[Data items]

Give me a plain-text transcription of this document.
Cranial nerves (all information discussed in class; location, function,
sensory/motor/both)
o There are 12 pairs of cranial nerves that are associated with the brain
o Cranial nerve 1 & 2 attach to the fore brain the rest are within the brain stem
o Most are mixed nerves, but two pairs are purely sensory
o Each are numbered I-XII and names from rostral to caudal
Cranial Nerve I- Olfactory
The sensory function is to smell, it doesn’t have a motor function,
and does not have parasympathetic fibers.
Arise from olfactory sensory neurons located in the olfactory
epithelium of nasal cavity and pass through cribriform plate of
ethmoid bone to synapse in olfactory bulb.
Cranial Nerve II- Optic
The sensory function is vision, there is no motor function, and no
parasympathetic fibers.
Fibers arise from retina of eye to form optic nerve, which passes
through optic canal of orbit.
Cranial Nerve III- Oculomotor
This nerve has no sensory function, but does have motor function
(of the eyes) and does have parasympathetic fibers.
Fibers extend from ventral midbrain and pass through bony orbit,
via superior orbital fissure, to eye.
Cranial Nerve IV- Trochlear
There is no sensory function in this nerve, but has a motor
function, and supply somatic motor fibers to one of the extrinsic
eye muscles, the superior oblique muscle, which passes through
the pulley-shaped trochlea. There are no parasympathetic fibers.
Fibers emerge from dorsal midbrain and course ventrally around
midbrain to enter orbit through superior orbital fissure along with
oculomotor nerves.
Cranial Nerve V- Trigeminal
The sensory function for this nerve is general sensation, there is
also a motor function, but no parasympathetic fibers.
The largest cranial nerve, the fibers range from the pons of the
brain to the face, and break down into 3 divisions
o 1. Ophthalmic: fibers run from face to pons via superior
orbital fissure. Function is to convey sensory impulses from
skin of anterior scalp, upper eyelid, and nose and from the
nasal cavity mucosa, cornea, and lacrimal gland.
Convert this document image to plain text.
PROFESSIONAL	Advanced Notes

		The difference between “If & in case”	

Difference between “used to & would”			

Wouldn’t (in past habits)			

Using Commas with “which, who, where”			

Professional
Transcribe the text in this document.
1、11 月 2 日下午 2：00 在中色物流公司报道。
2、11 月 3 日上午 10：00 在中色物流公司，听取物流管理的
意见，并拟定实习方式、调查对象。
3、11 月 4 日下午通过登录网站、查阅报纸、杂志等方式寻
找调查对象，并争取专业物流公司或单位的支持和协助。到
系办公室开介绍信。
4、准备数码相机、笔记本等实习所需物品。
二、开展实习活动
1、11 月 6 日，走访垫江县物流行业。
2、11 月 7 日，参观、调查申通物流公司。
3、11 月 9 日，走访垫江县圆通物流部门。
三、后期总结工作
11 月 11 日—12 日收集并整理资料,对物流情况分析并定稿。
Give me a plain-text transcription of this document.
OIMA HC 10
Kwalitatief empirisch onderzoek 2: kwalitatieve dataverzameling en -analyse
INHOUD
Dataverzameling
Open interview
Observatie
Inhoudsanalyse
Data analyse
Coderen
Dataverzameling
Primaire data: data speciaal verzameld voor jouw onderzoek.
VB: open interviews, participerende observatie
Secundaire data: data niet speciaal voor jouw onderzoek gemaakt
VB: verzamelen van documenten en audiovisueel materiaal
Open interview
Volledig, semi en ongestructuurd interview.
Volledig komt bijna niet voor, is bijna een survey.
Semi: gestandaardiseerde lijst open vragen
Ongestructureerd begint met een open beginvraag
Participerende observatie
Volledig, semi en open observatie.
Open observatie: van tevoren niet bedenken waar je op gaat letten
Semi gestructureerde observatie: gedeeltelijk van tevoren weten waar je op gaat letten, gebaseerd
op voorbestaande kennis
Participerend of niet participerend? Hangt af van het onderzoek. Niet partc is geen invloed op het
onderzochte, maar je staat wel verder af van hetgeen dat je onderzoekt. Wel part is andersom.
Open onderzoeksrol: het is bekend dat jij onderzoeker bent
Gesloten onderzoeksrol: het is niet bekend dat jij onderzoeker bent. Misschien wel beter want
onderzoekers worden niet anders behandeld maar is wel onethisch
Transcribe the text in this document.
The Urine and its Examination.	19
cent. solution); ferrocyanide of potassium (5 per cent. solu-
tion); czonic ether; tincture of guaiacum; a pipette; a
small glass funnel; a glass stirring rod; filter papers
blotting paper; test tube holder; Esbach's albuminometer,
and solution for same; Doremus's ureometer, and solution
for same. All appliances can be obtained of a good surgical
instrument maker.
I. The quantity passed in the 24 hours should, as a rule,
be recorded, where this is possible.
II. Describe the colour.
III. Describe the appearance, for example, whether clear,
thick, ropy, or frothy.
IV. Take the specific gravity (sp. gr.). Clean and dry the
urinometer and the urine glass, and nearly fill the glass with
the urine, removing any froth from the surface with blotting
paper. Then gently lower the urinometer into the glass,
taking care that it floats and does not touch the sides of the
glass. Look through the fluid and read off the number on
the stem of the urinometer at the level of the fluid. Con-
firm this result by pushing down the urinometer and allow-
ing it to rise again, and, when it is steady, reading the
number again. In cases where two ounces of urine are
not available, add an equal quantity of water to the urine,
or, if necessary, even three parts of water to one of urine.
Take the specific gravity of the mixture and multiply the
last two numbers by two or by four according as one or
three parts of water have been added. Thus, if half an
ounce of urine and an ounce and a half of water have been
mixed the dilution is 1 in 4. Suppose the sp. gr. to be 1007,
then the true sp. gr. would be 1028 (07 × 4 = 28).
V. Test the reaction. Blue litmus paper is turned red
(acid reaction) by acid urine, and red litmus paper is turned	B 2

## [INSTRUCTION]
Give back the data above exactly as it appears.

## [THE REPLY]
Give me a plain-text transcription of this document.
Cranial nerves (all information discussed in class; location, function,
sensory/motor/both)
o There are 12 pairs of cranial nerves that are associated with the brain
o Cranial nerve 1 & 2 attach to the fore brain the rest are within the brain stem
o Most are mixed nerves, but two pairs are purely sensory
o Each are numbered I-XII and names from rostral to caudal
Cranial Nerve I- Olfactory
The sensory function is to smell, it doesn’t have a motor function,
and does not have parasympathetic fibers.
Arise from olfactory sensory neurons located in the olfactory
epithelium of nasal cavity and pass through cribriform plate of
ethmoid bone to synapse in olfactory bulb.
Cranial Nerve II- Optic
The sensory function is vision, there is no motor function, and no
parasympathetic fibers.
Fibers arise from retina of eye to form optic nerve, which passes
through optic canal of orbit.
Cranial Nerve III- Oculomotor
This nerve has no sensory function, but does have motor function
(of the eyes) and does have parasympathetic fibers.
Fibers extend from ventral midbrain and pass through bony orbit,
via superior orbital fissure, to eye.
Cranial Nerve IV- Trochlear
There is no sensory function in this nerve, but has a motor
function, and supply somatic motor fibers to one of the extrinsic
eye muscles, the superior oblique muscle, which passes through
the pulley-shaped trochlea. There are no parasympathetic fibers.
Fibers emerge from dorsal midbrain and course ventrally around
midbrain to enter orbit through superior orbital fissure along with
oculomotor nerves.
Cranial Nerve V- Trigeminal
The sensory function for this nerve is general sensation, there is
also a motor function, but no parasympathetic fibers.
The largest cranial nerve, the fibers range from the pons of the
brain to the face, and break down into 3 divisions
o 1. Ophthalmic: fibers run from face to pons via superior
orbital fissure. Function is to convey sensory impulses from
skin of anterior scalp, upper eyelid, and nose and from the
nasal cavity mucosa, cornea, and lacrimal gland.
Convert this document image to plain text.
PROFESSIONAL	Advanced Notes

		The difference between “If & in case”	

Difference between “used to & would”			

Wouldn’t (in past habits)			

Using Commas with “which, who, where”			

Professional
Transcribe the text in this document.
1、11 月 2 日下午 2：00 在中色物流公司报道。
2、11 月 3 日上午 10：00 在中色物流公司，听取物流管理的
意见，并拟定实习方式、调查对象。
3、11 月 4 日下午通过登录网站、查阅报纸、杂志等方式寻
找调查对象，并争取专业物流公司或单位的支持和协助。到
系办公室开介绍信。
4、准备数码相机、笔记本等实习所需物品。
二、开展实习活动
1、11 月 6 日，走访垫江县物流行业。
2、11 月 7 日，参观、调查申通物流公司。
3、11 月 9 日，走访垫江县圆通物流部门。
三、后期总结工作
11 月 11 日—12 日收集并整理资料,对物流情况分析并定稿。
Give me a plain-text transcription of this document.
OIMA HC 10
Kwalitatief empirisch onderzoek 2: kwalitatieve dataverzameling en -analyse
INHOUD
Dataverzameling
Open interview
Observatie
Inhoudsanalyse
Data analyse
Coderen
Dataverzameling
Primaire data: data speciaal verzameld voor jouw onderzoek.
VB: open interviews, participerende observatie
Secundaire data: data niet speciaal voor jouw onderzoek gemaakt
VB: verzamelen van documenten en audiovisueel materiaal
Open interview
Volledig, semi en ongestructuurd interview.
Volledig komt bijna niet voor, is bijna een survey.
Semi: gestandaardiseerde lijst open vragen
Ongestructureerd begint met een open beginvraag
Participerende observatie
Volledig, semi en open observatie.
Open observatie: van tevoren niet bedenken waar je op gaat letten
Semi gestructureerde observatie: gedeeltelijk van tevoren weten waar je op gaat letten, gebaseerd
op voorbestaande kennis
Participerend of niet participerend? Hangt af van het onderzoek. Niet partc is geen invloed op het
onderzochte, maar je staat wel verder af van hetgeen dat je onderzoekt. Wel part is andersom.
Open onderzoeksrol: het is bekend dat jij onderzoeker bent
Gesloten onderzoeksrol: het is niet bekend dat jij onderzoeker bent. Misschien wel beter want
onderzoekers worden niet anders behandeld maar is wel onethisch
Transcribe the text in this document.
The Urine and its Examination.	19
cent. solution); ferrocyanide of potassium (5 per cent. solu-
tion); czonic ether; tincture of guaiacum; a pipette; a
small glass funnel; a glass stirring rod; filter papers
blotting paper; test tube holder; Esbach's albuminometer,
and solution for same; Doremus's ureometer, and solution
for same. All appliances can be obtained of a good surgical
instrument maker.
I. The quantity passed in the 24 hours should, as a rule,
be recorded, where this is possible.
II. Describe the colour.
III. Describe the appearance, for example, whether clear,
thick, ropy, or frothy.
IV. Take the specific gravity (sp. gr.). Clean and dry the
urinometer and the urine glass, and nearly fill the glass with
the urine, removing any froth from the surface with blotting
paper. Then gently lower the urinometer into the glass,
taking care that it floats and does not touch the sides of the
glass. Look through the fluid and read off the number on
the stem of the urinometer at the level of the fluid. Con-
firm this result by pushing down the urinometer and allow-
ing it to rise again, and, when it is steady, reading the
number again. In cases where two ounces of urine are
not available, add an equal quantity of water to the urine,
or, if necessary, even three parts of water to one of urine.
Take the specific gravity of the mixture and multiply the
last two numbers by two or by four according as one or
three parts of water have been added. Thus, if half an
ounce of urine and an ounce and a half of water have been
mixed the dilution is 1 in 4. Suppose the sp. gr. to be 1007,
then the true sp. gr. would be 1028 (07 × 4 = 28).
V. Test the reaction. Blue litmus paper is turned red
(acid reaction) by acid urine, and red litmus paper is turned	B 2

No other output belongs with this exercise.